Recorded data
===

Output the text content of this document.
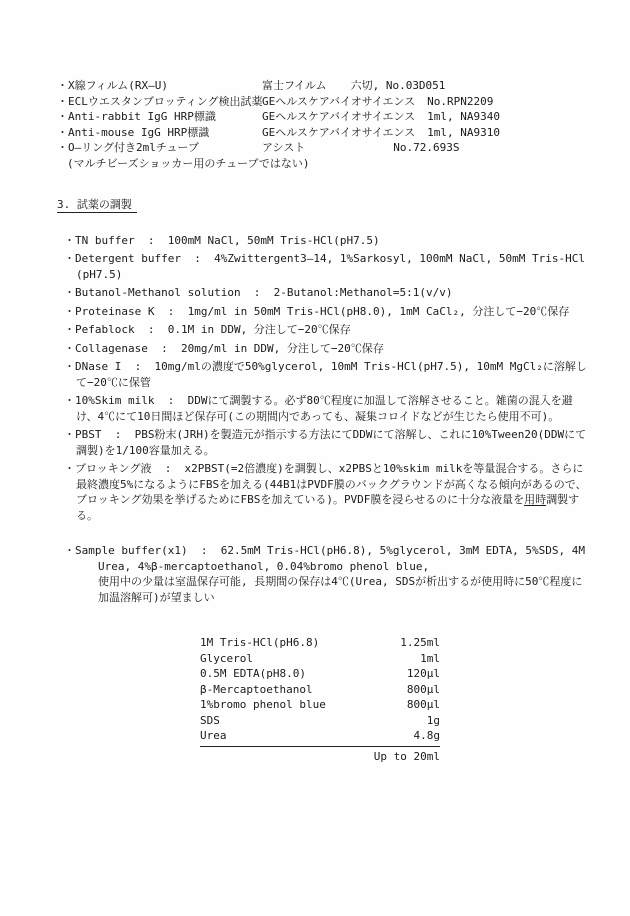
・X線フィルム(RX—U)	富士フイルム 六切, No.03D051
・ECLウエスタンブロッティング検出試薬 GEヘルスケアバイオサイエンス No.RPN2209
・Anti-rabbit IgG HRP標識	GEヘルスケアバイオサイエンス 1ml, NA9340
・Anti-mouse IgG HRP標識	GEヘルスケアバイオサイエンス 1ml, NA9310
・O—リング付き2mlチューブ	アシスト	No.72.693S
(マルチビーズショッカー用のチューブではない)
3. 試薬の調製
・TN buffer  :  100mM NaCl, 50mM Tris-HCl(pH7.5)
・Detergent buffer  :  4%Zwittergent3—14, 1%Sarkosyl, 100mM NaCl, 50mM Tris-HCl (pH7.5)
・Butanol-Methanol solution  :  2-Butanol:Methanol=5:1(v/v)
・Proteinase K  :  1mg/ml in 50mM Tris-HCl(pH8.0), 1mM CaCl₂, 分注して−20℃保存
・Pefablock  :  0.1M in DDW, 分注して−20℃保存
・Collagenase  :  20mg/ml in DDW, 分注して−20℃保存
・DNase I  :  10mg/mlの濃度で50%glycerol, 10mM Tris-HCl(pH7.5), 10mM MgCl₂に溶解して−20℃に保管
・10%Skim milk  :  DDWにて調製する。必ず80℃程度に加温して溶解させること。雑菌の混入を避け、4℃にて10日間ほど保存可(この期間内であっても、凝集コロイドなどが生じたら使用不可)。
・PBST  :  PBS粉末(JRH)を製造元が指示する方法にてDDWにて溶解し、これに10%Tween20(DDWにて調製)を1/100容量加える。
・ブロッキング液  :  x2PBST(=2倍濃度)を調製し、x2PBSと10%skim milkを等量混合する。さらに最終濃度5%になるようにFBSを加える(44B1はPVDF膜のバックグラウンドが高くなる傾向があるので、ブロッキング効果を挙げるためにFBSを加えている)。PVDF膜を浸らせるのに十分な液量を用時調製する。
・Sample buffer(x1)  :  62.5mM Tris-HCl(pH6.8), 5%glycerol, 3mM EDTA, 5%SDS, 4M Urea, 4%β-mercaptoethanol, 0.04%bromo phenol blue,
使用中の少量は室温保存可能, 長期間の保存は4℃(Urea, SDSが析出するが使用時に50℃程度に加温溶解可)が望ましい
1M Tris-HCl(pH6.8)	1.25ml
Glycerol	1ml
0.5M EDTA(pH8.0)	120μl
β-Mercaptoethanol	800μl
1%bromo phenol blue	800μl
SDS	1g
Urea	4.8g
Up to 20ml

===

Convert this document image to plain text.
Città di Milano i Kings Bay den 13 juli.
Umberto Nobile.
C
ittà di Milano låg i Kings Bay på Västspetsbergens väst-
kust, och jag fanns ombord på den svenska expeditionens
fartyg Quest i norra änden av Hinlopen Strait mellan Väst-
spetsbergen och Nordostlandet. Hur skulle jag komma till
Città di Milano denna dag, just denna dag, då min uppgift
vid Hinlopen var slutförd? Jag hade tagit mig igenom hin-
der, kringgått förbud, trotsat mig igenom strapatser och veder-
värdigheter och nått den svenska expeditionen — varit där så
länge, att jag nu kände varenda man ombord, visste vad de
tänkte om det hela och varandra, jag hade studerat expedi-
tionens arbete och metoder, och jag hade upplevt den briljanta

===

> [Aim of the exercise] Go through the entries and filter for lines holding the word "blue"; copy each match.

> [Output for this exercise]
・Sample buffer(x1)  :  62.5mM Tris-HCl(pH6.8), 5%glycerol, 3mM EDTA, 5%SDS, 4M Urea, 4%β-mercaptoethanol, 0.04%bromo phenol blue,
1%bromo phenol blue	800μl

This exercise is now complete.